▶ **SET PROBLEM**:
Copy each line of the data below with the word "article".
============================================================
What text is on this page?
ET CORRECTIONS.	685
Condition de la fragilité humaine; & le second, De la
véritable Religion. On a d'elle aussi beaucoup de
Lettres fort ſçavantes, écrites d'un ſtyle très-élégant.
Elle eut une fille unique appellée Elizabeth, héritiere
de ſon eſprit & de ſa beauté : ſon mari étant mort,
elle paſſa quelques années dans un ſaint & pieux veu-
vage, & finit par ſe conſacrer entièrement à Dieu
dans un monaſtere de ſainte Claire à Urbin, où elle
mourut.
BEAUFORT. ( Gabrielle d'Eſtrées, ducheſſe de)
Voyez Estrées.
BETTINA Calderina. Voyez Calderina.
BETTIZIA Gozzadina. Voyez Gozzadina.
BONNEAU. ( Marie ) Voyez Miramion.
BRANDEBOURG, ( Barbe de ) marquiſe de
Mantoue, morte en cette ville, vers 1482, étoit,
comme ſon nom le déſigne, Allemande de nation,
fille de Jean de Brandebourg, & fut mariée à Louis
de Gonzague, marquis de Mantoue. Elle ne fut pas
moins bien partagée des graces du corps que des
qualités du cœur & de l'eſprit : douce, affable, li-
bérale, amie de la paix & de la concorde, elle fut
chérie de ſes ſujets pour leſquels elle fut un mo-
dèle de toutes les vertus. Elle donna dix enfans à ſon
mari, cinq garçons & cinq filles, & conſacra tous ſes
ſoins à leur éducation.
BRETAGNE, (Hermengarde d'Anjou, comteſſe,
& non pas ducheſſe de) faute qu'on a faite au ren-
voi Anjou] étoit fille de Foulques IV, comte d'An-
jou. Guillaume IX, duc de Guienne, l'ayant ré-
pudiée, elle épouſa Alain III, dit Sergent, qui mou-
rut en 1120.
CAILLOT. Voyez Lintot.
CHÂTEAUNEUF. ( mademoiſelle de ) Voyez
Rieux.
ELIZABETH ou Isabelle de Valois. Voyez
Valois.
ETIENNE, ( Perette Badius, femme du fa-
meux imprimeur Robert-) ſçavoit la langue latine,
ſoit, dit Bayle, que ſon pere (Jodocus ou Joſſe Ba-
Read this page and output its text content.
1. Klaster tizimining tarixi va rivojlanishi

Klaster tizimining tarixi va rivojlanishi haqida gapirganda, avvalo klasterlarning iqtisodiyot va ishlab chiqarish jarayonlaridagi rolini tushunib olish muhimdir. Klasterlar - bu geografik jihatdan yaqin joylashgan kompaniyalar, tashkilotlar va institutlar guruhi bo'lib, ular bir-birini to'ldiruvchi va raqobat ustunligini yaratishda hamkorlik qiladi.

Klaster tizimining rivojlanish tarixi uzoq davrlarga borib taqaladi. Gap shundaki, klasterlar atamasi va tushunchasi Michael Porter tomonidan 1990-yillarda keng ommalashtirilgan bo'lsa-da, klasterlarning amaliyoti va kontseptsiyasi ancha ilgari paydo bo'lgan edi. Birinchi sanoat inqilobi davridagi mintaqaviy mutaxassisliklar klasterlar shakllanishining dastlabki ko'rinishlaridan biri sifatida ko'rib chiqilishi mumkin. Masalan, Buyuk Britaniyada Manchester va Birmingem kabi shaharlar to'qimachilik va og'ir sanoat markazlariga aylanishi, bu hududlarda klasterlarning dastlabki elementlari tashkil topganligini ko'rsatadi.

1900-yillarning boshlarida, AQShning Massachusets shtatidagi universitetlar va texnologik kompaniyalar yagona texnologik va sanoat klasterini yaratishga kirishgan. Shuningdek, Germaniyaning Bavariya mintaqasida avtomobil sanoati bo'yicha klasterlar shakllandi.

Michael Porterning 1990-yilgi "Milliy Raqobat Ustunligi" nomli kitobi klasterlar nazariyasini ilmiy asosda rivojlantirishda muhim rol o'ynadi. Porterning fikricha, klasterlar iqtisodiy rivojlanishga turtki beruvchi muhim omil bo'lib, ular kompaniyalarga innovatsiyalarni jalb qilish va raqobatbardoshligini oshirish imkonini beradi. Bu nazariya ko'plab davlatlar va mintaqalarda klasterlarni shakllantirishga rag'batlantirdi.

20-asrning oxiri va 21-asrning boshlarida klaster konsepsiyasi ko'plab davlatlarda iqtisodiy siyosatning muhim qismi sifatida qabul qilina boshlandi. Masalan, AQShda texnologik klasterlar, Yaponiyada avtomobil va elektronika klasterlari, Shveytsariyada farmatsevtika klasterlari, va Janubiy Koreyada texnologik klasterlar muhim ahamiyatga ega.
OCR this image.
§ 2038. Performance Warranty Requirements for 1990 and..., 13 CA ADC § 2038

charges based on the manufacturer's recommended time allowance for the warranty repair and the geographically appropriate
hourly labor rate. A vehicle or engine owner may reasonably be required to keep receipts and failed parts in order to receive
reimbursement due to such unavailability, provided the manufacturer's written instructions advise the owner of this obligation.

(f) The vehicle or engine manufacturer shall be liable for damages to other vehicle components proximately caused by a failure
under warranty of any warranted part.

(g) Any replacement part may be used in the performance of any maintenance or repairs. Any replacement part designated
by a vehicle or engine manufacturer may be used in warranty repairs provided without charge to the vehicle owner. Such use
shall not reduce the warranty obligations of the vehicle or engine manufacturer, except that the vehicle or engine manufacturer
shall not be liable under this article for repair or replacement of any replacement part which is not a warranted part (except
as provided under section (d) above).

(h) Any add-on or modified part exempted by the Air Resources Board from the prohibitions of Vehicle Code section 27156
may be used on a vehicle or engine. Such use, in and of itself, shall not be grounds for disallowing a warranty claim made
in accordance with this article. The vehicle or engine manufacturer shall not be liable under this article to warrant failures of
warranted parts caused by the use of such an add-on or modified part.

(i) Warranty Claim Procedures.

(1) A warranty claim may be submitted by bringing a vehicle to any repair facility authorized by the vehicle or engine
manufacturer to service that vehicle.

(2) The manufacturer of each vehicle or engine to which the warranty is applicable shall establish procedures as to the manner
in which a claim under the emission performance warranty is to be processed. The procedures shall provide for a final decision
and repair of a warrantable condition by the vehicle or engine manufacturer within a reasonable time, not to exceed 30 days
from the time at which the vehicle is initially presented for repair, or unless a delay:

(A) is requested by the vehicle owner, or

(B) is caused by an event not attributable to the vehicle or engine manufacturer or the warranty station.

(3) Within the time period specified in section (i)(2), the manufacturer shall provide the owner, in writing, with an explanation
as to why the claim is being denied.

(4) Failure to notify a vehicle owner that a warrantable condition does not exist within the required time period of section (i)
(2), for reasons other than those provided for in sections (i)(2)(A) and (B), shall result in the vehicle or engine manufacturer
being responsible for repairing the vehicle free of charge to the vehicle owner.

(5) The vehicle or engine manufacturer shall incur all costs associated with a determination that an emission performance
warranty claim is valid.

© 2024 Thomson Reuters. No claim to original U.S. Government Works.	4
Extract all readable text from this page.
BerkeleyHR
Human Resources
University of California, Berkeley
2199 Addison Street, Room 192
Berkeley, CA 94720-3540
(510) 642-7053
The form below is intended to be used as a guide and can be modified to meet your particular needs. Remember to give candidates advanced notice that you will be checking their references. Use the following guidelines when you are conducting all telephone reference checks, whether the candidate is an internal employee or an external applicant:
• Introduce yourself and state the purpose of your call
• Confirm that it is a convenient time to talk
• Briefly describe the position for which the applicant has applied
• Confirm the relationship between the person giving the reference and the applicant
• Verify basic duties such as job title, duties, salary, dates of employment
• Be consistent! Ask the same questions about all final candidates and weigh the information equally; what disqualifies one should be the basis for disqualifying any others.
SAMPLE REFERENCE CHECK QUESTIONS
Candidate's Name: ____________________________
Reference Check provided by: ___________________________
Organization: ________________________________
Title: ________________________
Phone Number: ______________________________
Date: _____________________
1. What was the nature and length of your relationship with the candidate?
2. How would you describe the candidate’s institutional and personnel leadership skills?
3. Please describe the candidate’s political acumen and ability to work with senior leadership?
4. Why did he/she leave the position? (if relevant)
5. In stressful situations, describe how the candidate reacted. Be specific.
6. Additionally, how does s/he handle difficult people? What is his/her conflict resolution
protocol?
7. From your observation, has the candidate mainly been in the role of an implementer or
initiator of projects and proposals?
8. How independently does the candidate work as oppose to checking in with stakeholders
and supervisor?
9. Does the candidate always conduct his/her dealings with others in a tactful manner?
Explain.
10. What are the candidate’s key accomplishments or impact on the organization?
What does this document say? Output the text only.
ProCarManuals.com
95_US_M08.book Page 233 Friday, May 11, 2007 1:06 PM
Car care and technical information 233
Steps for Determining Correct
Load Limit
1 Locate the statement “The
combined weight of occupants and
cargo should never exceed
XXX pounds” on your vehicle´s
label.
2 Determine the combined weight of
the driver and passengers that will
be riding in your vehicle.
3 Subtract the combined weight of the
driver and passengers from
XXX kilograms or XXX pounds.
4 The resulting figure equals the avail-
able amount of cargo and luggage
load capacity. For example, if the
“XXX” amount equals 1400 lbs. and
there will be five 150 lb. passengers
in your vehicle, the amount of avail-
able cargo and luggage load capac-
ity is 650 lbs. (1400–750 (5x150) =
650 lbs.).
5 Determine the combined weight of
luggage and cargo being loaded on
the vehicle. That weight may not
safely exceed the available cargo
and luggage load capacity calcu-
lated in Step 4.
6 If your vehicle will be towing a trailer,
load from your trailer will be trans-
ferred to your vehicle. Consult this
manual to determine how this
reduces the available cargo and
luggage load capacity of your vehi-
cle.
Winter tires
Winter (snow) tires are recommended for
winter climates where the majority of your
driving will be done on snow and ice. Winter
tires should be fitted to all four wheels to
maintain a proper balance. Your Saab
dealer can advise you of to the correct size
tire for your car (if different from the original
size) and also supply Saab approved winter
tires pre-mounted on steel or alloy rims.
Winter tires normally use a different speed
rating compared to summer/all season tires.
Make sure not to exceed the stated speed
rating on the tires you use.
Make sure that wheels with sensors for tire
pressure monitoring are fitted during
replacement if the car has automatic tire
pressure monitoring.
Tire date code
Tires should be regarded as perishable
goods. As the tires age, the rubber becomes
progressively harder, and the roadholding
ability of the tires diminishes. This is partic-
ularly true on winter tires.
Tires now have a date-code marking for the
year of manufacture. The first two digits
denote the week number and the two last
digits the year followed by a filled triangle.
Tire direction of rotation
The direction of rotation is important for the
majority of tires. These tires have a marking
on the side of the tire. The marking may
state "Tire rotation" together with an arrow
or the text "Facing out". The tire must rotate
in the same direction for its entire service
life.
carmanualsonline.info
============================================================
▶ **SOLUTION BELOW**:
shall not be liable under this article for repair or replacement of any replacement part which is not a warranted part (except
in accordance with this article. The vehicle or engine manufacturer shall not be liable under this article to warrant failures of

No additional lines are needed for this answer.